LISTED ENTRIES >>
··········
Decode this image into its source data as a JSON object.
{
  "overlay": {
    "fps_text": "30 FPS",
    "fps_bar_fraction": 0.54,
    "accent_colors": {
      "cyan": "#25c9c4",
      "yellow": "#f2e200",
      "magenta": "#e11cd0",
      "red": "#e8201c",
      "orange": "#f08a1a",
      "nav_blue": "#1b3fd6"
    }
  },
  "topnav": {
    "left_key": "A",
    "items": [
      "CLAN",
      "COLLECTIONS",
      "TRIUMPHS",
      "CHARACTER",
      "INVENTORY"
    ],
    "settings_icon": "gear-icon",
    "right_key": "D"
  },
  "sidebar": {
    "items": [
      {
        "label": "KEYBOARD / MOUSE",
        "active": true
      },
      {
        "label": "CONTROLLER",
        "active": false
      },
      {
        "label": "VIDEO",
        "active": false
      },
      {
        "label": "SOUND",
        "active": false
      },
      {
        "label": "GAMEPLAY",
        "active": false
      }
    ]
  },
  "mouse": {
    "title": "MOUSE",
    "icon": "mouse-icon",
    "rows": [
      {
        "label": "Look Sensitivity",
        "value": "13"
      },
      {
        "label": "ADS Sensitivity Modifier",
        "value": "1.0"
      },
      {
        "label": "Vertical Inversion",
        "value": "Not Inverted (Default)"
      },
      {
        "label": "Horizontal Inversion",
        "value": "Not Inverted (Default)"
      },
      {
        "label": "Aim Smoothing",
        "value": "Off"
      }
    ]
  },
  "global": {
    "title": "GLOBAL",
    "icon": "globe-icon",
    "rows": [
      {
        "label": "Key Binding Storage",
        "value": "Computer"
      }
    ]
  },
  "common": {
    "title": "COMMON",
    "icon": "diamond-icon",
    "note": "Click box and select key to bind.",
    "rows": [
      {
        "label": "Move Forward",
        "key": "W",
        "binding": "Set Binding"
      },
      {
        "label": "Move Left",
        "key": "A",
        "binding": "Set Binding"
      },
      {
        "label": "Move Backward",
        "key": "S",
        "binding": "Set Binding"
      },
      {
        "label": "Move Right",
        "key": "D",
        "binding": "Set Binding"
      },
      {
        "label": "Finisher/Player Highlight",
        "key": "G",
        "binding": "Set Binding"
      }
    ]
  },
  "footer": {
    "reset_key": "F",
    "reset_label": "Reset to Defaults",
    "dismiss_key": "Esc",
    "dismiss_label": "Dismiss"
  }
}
··········
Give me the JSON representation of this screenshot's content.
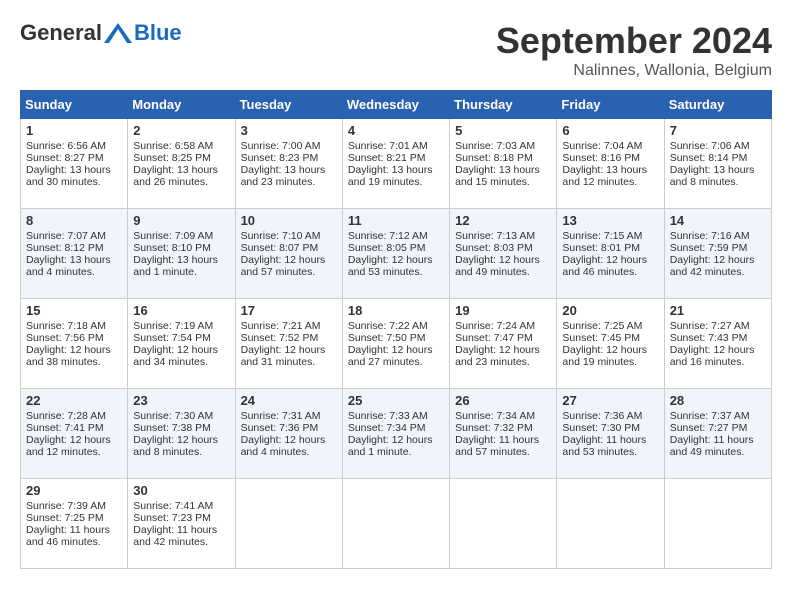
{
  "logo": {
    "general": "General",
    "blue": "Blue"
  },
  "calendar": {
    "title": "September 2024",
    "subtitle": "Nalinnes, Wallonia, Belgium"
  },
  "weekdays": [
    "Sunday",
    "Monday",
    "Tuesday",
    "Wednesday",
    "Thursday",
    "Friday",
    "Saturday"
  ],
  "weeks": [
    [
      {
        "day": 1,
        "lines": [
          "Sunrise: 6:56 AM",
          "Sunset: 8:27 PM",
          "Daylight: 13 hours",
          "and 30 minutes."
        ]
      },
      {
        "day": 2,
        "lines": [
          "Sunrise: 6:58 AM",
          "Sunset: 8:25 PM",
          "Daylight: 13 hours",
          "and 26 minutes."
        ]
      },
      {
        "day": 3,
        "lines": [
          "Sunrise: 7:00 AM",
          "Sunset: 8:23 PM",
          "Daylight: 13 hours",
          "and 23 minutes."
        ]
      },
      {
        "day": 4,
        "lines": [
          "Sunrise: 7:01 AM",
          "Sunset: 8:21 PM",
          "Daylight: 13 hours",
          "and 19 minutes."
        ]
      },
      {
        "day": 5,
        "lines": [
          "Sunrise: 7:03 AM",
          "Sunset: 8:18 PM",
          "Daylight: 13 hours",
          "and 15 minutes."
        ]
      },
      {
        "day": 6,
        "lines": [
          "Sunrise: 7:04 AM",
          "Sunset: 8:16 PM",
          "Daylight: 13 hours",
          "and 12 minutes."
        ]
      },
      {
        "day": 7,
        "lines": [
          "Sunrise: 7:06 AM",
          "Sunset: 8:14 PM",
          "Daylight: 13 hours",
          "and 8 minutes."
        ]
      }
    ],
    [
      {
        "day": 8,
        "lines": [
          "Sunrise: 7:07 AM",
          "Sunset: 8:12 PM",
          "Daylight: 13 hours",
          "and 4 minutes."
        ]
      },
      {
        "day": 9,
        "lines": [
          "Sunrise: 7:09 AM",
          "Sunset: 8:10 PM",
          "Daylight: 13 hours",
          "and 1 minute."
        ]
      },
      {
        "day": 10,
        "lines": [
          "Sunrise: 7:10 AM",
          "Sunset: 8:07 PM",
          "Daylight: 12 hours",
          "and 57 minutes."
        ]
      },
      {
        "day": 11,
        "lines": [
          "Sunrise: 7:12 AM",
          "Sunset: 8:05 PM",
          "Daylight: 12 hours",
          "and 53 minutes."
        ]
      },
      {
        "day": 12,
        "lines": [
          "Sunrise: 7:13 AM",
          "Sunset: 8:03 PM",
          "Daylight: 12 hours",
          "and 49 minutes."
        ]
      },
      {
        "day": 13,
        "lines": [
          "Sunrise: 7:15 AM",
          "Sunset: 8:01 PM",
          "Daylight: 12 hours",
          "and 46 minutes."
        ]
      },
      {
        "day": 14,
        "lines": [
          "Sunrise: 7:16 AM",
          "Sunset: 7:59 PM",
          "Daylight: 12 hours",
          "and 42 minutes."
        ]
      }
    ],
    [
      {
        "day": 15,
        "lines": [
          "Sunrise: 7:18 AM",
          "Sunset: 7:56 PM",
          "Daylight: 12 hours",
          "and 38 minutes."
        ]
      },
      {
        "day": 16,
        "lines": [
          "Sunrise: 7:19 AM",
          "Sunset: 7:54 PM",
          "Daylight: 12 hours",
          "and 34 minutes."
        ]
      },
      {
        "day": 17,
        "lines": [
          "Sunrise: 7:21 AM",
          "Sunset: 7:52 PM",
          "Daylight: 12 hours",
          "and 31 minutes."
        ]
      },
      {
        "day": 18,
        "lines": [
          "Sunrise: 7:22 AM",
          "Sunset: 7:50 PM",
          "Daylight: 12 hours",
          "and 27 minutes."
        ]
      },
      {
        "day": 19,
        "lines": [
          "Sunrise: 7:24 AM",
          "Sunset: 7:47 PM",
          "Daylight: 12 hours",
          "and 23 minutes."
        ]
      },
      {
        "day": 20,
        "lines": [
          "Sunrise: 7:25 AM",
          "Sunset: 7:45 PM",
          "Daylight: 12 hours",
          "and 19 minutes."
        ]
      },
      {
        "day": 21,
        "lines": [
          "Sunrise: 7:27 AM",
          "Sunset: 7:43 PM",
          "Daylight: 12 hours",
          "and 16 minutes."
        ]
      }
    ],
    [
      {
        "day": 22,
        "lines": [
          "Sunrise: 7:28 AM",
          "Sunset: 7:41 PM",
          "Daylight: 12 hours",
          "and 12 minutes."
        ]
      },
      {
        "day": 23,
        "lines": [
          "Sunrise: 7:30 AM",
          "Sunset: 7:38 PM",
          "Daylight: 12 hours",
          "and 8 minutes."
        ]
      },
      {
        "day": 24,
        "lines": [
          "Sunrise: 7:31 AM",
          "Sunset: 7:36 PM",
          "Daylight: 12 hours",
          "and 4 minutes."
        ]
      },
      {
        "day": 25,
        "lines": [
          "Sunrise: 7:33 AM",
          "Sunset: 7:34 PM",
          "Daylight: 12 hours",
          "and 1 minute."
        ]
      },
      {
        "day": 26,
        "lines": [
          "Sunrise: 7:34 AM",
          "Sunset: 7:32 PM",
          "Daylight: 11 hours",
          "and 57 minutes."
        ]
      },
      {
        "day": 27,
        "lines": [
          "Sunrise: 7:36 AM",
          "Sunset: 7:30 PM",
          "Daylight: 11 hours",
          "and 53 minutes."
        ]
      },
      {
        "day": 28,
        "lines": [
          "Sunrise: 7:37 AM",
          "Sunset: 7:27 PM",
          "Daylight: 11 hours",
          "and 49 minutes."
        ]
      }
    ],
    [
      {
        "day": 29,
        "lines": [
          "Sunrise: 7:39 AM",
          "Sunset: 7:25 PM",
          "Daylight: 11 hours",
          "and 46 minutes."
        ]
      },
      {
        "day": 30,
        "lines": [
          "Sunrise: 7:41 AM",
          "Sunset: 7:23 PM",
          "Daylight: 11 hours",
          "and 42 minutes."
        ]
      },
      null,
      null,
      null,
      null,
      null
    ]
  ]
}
··········
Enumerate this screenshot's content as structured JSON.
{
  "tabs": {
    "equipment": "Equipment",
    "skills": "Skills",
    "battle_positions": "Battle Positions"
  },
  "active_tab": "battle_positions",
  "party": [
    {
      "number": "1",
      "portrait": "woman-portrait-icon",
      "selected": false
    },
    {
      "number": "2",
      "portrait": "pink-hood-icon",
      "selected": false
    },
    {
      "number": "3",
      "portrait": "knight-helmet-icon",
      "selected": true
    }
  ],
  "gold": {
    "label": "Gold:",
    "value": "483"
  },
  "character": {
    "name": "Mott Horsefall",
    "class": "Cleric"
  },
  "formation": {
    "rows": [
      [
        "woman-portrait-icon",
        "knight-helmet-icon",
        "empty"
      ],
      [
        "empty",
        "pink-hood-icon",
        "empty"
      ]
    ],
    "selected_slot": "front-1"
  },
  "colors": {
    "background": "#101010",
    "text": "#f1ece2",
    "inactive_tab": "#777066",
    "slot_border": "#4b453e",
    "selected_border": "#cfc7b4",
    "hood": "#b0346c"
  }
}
··········
GOAL >>
Go through the entries above and copy every line containing "this".

REPLY TO THE TASK >>
Decode this image into its source data as a JSON object.
Give me the JSON representation of this screenshot's content.
Enumerate this screenshot's content as structured JSON.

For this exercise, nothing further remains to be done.